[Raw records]
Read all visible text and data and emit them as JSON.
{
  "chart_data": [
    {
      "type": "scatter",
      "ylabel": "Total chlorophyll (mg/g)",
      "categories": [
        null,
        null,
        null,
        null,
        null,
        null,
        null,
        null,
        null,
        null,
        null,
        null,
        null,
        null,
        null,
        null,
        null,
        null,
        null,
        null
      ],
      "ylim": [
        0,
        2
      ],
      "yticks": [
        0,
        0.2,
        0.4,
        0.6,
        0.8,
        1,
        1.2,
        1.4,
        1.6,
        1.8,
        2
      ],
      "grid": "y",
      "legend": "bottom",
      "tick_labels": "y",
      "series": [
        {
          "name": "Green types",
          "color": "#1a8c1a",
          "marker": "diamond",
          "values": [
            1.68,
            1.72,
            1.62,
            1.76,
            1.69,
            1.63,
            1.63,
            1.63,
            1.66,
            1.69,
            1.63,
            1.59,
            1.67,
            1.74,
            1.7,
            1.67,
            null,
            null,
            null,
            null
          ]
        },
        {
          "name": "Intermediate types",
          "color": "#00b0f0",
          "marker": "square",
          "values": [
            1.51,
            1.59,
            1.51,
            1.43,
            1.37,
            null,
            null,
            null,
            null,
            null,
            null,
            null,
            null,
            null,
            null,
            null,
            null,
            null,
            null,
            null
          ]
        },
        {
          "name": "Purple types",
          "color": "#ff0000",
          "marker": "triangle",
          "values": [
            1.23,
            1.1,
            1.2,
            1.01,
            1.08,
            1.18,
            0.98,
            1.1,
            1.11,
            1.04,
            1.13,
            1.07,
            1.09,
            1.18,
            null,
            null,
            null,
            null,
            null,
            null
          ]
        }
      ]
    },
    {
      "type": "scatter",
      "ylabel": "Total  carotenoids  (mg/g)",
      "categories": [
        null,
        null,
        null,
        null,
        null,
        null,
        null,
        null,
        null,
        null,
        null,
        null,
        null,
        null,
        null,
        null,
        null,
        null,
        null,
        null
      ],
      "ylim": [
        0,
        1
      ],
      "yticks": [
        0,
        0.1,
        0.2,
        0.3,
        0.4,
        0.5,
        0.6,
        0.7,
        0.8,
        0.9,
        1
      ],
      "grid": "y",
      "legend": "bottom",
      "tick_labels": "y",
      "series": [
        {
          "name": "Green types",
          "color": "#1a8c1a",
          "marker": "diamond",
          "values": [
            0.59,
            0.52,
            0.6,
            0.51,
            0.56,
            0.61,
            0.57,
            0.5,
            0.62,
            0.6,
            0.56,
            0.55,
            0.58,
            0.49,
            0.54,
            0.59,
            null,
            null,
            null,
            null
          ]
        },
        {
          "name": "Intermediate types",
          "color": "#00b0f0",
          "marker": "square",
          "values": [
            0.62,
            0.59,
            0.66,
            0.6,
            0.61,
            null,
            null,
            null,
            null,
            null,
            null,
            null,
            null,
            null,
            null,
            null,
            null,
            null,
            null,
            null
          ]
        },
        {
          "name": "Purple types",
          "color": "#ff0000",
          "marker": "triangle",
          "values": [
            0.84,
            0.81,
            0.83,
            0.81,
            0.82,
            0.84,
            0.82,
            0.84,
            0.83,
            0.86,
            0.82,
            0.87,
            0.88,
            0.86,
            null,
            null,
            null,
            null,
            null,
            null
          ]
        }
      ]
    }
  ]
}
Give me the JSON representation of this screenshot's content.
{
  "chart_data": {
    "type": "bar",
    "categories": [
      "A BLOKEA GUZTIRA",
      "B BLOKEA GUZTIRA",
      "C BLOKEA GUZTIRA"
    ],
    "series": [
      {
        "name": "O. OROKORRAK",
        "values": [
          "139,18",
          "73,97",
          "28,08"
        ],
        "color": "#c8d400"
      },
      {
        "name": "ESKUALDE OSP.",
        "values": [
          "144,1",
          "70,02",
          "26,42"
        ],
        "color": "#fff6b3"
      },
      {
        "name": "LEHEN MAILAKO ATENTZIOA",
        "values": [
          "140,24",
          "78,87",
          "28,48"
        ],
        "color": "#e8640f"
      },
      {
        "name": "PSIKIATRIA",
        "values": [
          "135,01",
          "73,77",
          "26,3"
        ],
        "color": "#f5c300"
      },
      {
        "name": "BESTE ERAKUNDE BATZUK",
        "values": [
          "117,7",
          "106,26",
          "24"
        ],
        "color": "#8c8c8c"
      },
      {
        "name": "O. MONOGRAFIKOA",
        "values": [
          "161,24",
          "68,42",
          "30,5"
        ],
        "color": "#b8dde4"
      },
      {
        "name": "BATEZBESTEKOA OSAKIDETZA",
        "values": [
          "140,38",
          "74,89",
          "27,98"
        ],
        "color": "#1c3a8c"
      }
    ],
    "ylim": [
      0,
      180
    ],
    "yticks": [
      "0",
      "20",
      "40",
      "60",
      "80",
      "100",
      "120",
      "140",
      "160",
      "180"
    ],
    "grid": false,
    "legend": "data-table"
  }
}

# DO THIS:
Return what is listed above, exactly and completely.

# COMPLETE RESPONSE:
Read all visible text and data and emit them as JSON.
{
  "chart_data": [
    {
      "type": "scatter",
      "ylabel": "Total chlorophyll (mg/g)",
      "categories": [
        null,
        null,
        null,
        null,
        null,
        null,
        null,
        null,
        null,
        null,
        null,
        null,
        null,
        null,
        null,
        null,
        null,
        null,
        null,
        null
      ],
      "ylim": [
        0,
        2
      ],
      "yticks": [
        0,
        0.2,
        0.4,
        0.6,
        0.8,
        1,
        1.2,
        1.4,
        1.6,
        1.8,
        2
      ],
      "grid": "y",
      "legend": "bottom",
      "tick_labels": "y",
      "series": [
        {
          "name": "Green types",
          "color": "#1a8c1a",
          "marker": "diamond",
          "values": [
            1.68,
            1.72,
            1.62,
            1.76,
            1.69,
            1.63,
            1.63,
            1.63,
            1.66,
            1.69,
            1.63,
            1.59,
            1.67,
            1.74,
            1.7,
            1.67,
            null,
            null,
            null,
            null
          ]
        },
        {
          "name": "Intermediate types",
          "color": "#00b0f0",
          "marker": "square",
          "values": [
            1.51,
            1.59,
            1.51,
            1.43,
            1.37,
            null,
            null,
            null,
            null,
            null,
            null,
            null,
            null,
            null,
            null,
            null,
            null,
            null,
            null,
            null
          ]
        },
        {
          "name": "Purple types",
          "color": "#ff0000",
          "marker": "triangle",
          "values": [
            1.23,
            1.1,
            1.2,
            1.01,
            1.08,
            1.18,
            0.98,
            1.1,
            1.11,
            1.04,
            1.13,
            1.07,
            1.09,
            1.18,
            null,
            null,
            null,
            null,
            null,
            null
          ]
        }
      ]
    },
    {
      "type": "scatter",
      "ylabel": "Total  carotenoids  (mg/g)",
      "categories": [
        null,
        null,
        null,
        null,
        null,
        null,
        null,
        null,
        null,
        null,
        null,
        null,
        null,
        null,
        null,
        null,
        null,
        null,
        null,
        null
      ],
      "ylim": [
        0,
        1
      ],
      "yticks": [
        0,
        0.1,
        0.2,
        0.3,
        0.4,
        0.5,
        0.6,
        0.7,
        0.8,
        0.9,
        1
      ],
      "grid": "y",
      "legend": "bottom",
      "tick_labels": "y",
      "series": [
        {
          "name": "Green types",
          "color": "#1a8c1a",
          "marker": "diamond",
          "values": [
            0.59,
            0.52,
            0.6,
            0.51,
            0.56,
            0.61,
            0.57,
            0.5,
            0.62,
            0.6,
            0.56,
            0.55,
            0.58,
            0.49,
            0.54,
            0.59,
            null,
            null,
            null,
            null
          ]
        },
        {
          "name": "Intermediate types",
          "color": "#00b0f0",
          "marker": "square",
          "values": [
            0.62,
            0.59,
            0.66,
            0.6,
            0.61,
            null,
            null,
            null,
            null,
            null,
            null,
            null,
            null,
            null,
            null,
            null,
            null,
            null,
            null,
            null
          ]
        },
        {
          "name": "Purple types",
          "color": "#ff0000",
          "marker": "triangle",
          "values": [
            0.84,
            0.81,
            0.83,
            0.81,
            0.82,
            0.84,
            0.82,
            0.84,
            0.83,
            0.86,
            0.82,
            0.87,
            0.88,
            0.86,
            null,
            null,
            null,
            null,
            null,
            null
          ]
        }
      ]
    }
  ]
}
Give me the JSON representation of this screenshot's content.
{
  "chart_data": {
    "type": "bar",
    "categories": [
      "A BLOKEA GUZTIRA",
      "B BLOKEA GUZTIRA",
      "C BLOKEA GUZTIRA"
    ],
    "series": [
      {
        "name": "O. OROKORRAK",
        "values": [
          "139,18",
          "73,97",
          "28,08"
        ],
        "color": "#c8d400"
      },
      {
        "name": "ESKUALDE OSP.",
        "values": [
          "144,1",
          "70,02",
          "26,42"
        ],
        "color": "#fff6b3"
      },
      {
        "name": "LEHEN MAILAKO ATENTZIOA",
        "values": [
          "140,24",
          "78,87",
          "28,48"
        ],
        "color": "#e8640f"
      },
      {
        "name": "PSIKIATRIA",
        "values": [
          "135,01",
          "73,77",
          "26,3"
        ],
        "color": "#f5c300"
      },
      {
        "name": "BESTE ERAKUNDE BATZUK",
        "values": [
          "117,7",
          "106,26",
          "24"
        ],
        "color": "#8c8c8c"
      },
      {
        "name": "O. MONOGRAFIKOA",
        "values": [
          "161,24",
          "68,42",
          "30,5"
        ],
        "color": "#b8dde4"
      },
      {
        "name": "BATEZBESTEKOA OSAKIDETZA",
        "values": [
          "140,38",
          "74,89",
          "27,98"
        ],
        "color": "#1c3a8c"
      }
    ],
    "ylim": [
      0,
      180
    ],
    "yticks": [
      "0",
      "20",
      "40",
      "60",
      "80",
      "100",
      "120",
      "140",
      "160",
      "180"
    ],
    "grid": false,
    "legend": "data-table"
  }
}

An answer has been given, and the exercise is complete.